> _PROMPT_
Across the data below, how many lines hold "оформлению"? Answer with that number and nothing else.

> _EXTRACTED DATA_
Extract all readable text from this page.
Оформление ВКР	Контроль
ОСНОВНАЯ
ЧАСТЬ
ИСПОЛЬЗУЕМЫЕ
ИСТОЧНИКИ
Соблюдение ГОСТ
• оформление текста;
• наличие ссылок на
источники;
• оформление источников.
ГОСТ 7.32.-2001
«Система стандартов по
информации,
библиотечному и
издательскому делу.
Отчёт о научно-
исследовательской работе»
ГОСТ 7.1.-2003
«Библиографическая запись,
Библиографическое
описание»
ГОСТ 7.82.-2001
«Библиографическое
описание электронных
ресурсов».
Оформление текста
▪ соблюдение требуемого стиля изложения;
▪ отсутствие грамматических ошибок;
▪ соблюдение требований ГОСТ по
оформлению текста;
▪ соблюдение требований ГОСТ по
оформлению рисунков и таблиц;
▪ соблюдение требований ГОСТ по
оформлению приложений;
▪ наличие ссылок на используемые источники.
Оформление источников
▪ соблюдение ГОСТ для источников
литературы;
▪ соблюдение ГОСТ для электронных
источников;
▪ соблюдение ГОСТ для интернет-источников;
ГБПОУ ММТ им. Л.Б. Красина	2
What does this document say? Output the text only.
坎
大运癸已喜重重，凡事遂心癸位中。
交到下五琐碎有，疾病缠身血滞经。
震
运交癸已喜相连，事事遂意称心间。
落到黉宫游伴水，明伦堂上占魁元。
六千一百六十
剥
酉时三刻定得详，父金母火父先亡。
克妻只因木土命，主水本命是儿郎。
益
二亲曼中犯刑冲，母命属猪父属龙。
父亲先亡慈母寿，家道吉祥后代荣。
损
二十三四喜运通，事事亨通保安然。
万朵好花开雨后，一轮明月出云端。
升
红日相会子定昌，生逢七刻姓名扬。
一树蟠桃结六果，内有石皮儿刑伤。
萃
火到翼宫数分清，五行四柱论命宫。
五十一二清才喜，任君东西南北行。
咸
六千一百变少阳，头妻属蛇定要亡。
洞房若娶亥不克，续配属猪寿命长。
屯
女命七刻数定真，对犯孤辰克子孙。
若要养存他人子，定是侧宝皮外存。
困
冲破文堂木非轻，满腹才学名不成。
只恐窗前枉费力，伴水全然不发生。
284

--

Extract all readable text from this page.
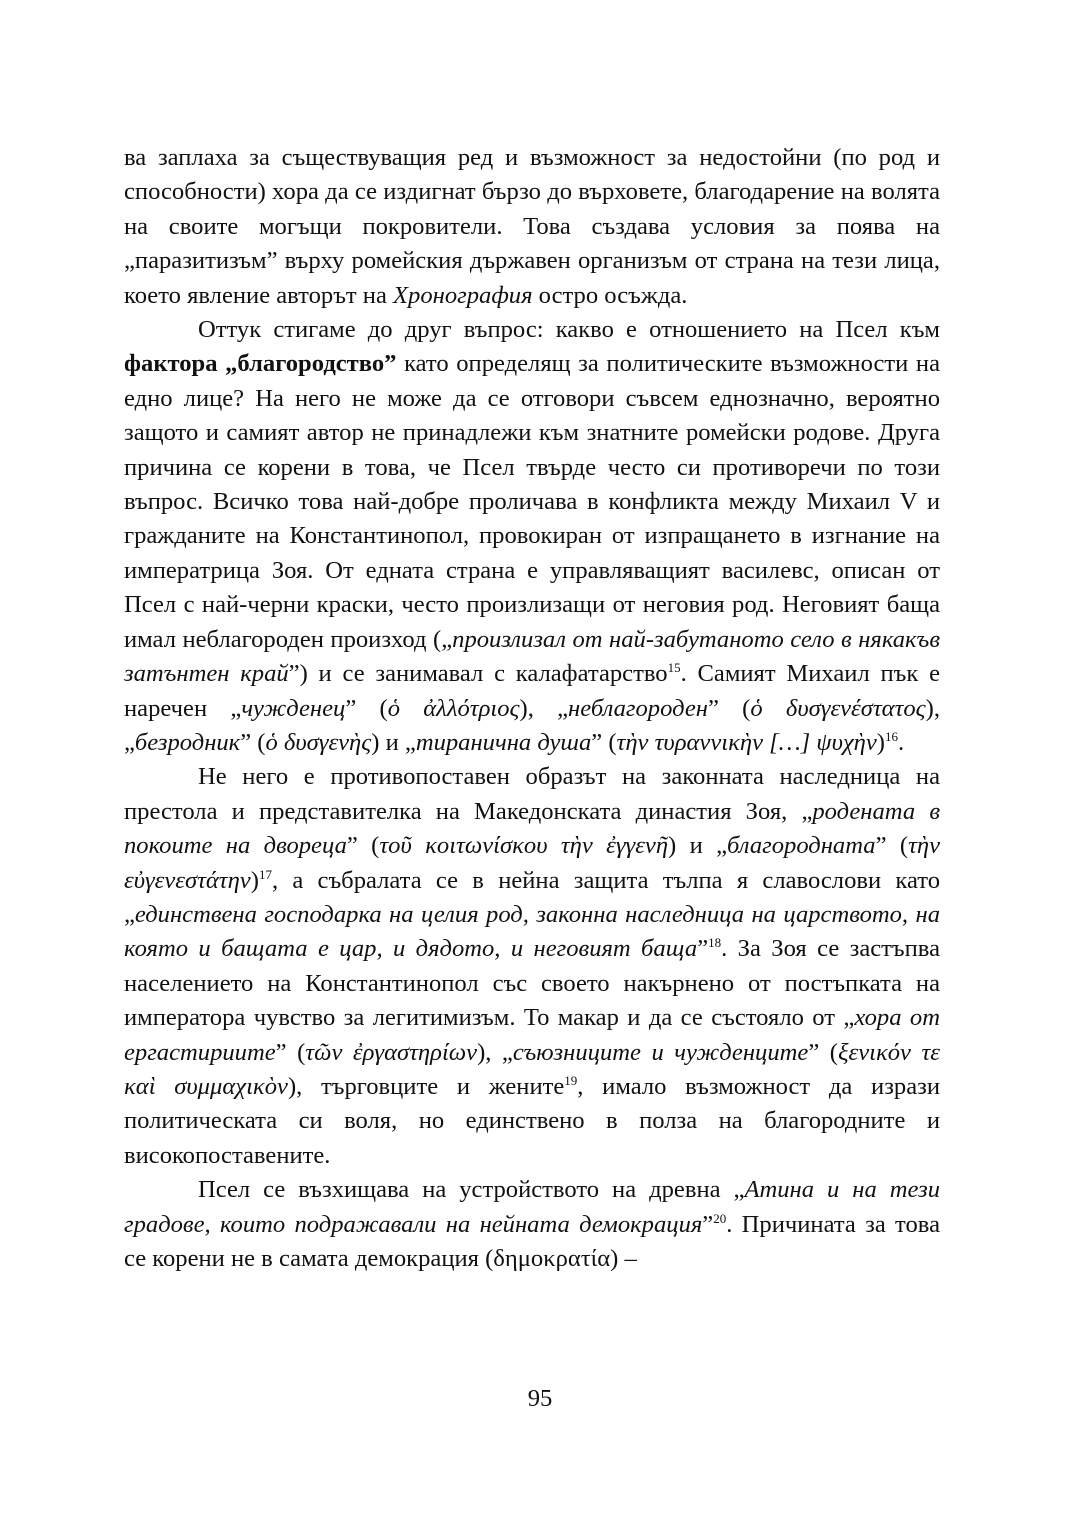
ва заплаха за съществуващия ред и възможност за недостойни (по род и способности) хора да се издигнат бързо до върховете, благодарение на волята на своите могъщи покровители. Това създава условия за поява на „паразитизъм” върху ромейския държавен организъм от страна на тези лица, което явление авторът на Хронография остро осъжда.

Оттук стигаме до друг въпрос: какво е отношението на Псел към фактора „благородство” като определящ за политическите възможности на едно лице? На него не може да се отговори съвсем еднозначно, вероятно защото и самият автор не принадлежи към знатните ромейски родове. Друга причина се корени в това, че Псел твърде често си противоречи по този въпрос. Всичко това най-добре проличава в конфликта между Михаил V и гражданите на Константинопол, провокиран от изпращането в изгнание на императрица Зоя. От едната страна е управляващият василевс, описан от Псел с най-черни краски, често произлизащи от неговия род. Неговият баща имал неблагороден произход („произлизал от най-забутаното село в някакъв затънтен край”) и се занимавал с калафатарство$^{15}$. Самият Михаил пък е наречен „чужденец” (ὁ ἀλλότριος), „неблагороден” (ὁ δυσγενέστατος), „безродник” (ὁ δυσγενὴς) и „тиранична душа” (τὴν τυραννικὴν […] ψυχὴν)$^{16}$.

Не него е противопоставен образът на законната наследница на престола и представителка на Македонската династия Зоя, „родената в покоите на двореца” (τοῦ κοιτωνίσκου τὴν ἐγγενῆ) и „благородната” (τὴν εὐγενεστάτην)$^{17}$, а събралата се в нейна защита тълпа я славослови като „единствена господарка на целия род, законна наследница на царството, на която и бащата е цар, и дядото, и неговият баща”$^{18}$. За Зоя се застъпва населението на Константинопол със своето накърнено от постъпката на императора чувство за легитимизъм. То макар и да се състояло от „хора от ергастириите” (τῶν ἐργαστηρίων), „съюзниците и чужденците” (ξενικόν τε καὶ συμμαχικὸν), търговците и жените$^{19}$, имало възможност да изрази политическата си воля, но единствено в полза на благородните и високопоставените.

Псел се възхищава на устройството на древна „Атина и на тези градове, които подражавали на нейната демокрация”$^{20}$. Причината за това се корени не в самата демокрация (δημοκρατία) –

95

> _SOLUTION_
3